EXERCISE 1: In the Belem travel account, who told the group that the ministry to the neighborhood children included a guitar program and a lending library?
EXERCISE 2: Repeat the part of the Belem travel account from "It is 7:36am" to "help local farmers.", word for word.

SOURCE:
--------------------------------

In the afternoon, we headed off to find two of the poorest and most dangerous areas of town (suffering high crimes rates and drug abuse).  The first visit was to the commmunity of St. Joseph’s (Pratinha) where the children outnumber the adults.  I don’t think I ever saw such poverty before but the people in this parish were full of joy.  The children smiled, laughed, and danced for us.  We told them we were from the land of ice and snow and they told us that they were honoured with our presence.

On the way to the other ministry site, we went down a particular street that our guides indicated had the most drug dealers anywhere in town but yet was one of the safest streets for crime.  We asked why that might be and they told us that the drug dealers self-policed the street.  They don’t want the police there so they made sure that all was calm and all was bright!

At the second parish (St. John the Baptist -Terre Firme), Rev Marcos Barros shared with us that the ministry to the neigbourhood children included a guitar programme as well as a lending library.  After the ever-present food and drink, we headed to the Cathedral for tea with the equivalent of our Diocesan ACW. Our time there included a conversation about their social and outreach ministry and then presentations and gifts.  It has been a good but long day.

Fish Like you’ve never had before!


It is 7:36am Friday morning here in Belem.  The weather is exactly the same as it has been all week; hot, hazy, and humid.  It will rain heavily later on and then clear up (does this every day). Folks  who have afternoon meetings here don’t go by the time as much as : “We’ll see you after the rain”.

Let me back up and share with you our adventure on Wednesday.  The plan was to travel to the island community of Bujaru to visit trade unionists who are partnering with the anglican church to help local farmers.

We left early in the morning  to reach the ferry that would take us over to the island.  Did I mention that the traffic here is unbelievably congested, chaotic and horrific?  Of course I did!

After having breakfast by the river’s edge, we took to the ferry to Bujuru.  Once on the island, we were taken to the trade union’s office where the leadership shared their story.  It is a familiar story.  The farmers are powerless and susceptible to oppression from those who have power and influence (companies, corrupt government officials etc).

--------------------------------

DATA LISTING:
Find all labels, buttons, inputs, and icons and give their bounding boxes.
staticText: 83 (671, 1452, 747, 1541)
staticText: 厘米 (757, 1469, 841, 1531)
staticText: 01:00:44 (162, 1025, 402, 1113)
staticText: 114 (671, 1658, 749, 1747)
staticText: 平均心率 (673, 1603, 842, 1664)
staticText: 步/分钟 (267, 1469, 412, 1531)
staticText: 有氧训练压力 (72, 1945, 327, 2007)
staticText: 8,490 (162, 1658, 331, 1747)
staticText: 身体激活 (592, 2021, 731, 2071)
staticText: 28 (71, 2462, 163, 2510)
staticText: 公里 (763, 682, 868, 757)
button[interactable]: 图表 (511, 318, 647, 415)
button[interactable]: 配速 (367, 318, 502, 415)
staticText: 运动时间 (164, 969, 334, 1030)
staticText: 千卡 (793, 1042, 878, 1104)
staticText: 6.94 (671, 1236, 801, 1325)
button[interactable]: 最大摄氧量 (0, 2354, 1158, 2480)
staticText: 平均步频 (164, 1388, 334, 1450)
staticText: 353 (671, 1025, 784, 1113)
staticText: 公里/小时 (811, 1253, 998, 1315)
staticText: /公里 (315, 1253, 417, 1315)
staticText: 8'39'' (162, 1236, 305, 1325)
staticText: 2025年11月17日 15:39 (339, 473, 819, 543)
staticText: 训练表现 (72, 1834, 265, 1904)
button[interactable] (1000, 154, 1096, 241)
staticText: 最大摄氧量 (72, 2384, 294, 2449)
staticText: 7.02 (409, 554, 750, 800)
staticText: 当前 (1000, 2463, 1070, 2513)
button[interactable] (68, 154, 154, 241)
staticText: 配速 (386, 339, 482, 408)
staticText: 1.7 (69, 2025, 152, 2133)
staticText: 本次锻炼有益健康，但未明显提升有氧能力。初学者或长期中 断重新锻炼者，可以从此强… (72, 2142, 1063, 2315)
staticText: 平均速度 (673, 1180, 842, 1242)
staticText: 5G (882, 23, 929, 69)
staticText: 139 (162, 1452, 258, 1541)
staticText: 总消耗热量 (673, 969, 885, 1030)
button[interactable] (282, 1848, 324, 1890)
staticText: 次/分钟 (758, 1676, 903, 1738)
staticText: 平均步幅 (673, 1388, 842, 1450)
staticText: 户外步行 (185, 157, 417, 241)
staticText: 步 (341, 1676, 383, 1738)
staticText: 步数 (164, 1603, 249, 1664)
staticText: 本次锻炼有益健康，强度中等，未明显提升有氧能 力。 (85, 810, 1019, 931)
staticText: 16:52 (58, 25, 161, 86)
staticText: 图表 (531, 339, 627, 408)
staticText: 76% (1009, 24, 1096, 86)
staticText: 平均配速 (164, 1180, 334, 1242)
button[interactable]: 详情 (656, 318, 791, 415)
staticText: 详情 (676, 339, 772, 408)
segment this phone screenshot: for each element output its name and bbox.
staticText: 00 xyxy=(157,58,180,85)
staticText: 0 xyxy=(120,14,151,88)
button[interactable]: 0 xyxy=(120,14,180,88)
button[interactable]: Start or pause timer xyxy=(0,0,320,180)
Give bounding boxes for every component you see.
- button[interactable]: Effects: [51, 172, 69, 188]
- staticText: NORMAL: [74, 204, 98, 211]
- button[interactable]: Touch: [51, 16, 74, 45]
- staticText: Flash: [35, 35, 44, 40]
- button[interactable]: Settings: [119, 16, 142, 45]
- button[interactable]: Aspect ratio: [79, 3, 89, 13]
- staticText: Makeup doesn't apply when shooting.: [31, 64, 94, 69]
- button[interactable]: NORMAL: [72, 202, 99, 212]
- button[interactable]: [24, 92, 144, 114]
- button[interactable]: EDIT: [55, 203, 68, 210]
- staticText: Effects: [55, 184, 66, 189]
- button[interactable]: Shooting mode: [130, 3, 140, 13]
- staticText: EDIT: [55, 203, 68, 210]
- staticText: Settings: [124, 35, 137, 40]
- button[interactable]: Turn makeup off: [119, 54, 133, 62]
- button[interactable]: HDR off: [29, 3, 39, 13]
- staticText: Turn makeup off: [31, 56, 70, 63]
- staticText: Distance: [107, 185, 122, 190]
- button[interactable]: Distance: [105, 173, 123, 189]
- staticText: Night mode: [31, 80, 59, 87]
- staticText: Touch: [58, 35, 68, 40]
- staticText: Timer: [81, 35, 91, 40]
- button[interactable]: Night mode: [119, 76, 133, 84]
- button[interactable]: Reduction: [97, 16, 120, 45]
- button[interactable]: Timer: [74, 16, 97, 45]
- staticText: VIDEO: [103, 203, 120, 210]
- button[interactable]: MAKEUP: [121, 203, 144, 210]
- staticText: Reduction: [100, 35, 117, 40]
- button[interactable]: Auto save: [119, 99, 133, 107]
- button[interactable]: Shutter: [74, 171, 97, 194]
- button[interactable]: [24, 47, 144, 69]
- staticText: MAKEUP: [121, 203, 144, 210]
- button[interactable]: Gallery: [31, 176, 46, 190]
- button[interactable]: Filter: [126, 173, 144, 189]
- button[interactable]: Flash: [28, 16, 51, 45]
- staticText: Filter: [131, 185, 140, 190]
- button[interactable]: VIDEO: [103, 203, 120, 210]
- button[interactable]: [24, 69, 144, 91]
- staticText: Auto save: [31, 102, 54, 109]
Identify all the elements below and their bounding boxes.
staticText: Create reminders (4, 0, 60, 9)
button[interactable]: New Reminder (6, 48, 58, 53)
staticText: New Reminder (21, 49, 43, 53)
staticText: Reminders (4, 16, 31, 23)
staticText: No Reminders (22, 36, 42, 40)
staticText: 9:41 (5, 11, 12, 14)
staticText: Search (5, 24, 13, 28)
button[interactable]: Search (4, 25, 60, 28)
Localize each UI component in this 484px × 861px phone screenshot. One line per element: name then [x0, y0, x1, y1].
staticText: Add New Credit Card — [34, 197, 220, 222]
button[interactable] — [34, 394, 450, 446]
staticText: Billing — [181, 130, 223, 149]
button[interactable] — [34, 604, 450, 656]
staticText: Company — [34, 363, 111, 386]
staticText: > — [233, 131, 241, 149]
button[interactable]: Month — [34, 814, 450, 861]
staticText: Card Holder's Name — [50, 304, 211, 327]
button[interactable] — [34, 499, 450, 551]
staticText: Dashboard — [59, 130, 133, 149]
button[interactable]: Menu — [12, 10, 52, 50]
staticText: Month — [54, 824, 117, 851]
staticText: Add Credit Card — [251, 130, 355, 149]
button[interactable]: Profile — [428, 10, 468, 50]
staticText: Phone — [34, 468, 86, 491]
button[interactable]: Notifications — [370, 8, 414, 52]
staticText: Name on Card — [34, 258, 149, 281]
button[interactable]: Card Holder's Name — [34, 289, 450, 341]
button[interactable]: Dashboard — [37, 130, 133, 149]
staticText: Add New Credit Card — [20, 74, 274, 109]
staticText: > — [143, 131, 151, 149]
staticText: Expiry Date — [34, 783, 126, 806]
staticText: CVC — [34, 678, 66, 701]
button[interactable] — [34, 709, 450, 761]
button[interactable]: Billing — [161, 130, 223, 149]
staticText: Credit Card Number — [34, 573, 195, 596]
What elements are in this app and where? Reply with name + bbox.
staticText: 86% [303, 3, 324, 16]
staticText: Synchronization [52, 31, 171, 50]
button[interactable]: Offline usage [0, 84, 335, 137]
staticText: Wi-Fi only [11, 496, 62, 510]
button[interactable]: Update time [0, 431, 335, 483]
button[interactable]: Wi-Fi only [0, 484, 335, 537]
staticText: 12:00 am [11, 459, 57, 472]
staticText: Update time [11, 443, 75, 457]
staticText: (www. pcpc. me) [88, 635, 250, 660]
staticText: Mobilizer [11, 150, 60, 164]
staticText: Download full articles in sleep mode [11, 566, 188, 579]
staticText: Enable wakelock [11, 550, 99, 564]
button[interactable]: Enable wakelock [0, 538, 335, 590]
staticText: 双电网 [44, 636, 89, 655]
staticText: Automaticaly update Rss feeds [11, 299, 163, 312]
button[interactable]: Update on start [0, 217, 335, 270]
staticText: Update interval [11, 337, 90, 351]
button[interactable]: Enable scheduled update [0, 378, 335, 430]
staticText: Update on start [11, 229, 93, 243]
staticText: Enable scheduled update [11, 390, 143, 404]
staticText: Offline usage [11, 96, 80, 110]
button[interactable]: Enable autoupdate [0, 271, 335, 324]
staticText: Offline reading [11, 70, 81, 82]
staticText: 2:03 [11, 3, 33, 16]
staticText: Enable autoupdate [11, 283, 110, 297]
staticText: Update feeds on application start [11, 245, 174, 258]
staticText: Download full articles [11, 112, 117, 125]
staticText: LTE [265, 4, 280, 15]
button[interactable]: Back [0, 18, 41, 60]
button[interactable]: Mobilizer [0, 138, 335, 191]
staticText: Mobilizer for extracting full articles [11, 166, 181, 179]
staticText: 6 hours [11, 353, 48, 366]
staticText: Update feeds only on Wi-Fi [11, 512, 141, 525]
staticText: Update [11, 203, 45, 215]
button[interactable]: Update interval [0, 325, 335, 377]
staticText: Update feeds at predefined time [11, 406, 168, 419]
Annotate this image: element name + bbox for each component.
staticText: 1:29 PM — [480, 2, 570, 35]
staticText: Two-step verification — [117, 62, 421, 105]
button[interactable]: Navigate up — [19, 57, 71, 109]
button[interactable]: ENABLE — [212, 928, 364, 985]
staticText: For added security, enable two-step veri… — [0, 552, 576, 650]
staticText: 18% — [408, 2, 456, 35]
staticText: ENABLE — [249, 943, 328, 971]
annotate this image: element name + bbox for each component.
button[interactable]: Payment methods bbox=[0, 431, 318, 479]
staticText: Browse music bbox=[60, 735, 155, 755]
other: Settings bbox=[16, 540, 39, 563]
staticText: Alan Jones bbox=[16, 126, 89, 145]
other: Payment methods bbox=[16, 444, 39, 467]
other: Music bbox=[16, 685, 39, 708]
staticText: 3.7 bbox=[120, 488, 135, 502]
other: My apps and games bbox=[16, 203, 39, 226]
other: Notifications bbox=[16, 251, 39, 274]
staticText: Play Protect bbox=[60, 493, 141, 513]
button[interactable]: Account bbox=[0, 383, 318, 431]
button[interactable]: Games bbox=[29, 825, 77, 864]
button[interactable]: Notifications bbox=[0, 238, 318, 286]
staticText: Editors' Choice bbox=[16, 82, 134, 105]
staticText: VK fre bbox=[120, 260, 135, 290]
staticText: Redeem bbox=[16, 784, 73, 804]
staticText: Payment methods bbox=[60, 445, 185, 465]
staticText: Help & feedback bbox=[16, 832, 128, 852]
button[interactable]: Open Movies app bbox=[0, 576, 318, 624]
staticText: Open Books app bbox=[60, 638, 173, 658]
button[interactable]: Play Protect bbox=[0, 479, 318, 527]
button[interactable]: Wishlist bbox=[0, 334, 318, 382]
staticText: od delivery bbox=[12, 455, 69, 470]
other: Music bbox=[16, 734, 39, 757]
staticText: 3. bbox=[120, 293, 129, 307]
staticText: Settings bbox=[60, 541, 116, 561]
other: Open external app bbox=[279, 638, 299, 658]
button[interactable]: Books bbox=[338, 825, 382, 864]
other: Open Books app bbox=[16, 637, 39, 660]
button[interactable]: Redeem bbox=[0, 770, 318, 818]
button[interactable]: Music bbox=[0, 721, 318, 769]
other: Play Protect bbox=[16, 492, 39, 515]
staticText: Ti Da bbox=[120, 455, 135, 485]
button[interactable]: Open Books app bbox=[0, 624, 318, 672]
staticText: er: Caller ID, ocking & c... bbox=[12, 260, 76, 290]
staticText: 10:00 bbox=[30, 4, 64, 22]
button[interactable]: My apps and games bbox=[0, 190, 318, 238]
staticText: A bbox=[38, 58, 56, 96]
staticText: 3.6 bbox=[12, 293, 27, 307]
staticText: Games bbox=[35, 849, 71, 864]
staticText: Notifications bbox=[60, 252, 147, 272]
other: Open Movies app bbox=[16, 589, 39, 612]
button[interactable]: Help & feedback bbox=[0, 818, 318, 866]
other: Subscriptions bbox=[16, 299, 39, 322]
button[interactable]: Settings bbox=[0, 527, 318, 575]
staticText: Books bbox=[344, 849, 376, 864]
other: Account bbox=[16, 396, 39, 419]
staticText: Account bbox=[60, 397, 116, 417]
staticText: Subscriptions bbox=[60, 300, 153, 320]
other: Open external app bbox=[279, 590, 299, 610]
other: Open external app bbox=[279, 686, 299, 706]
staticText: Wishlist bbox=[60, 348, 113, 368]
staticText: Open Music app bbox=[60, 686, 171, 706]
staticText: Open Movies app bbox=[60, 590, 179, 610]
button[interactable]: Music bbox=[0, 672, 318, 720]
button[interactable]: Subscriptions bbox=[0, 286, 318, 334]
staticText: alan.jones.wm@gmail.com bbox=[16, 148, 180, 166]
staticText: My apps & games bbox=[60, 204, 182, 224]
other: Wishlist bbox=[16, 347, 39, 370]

--------------------------------

OUTPUT 1: Rev Marcos Barros

OUTPUT 2:
It is 7:36am Friday morning here in Belem.  The weather is exactly the same as it has been all week; hot, hazy, and humid.  It will rain heavily later on and then clear up (does this every day). Folks  who have afternoon meetings here don’t go by the time as much as : “We’ll see you after the rain”.

Let me back up and share with you our adventure on Wednesday.  The plan was to travel to the island community of Bujaru to visit trade unionists who are partnering with the anglican church to help local farmers.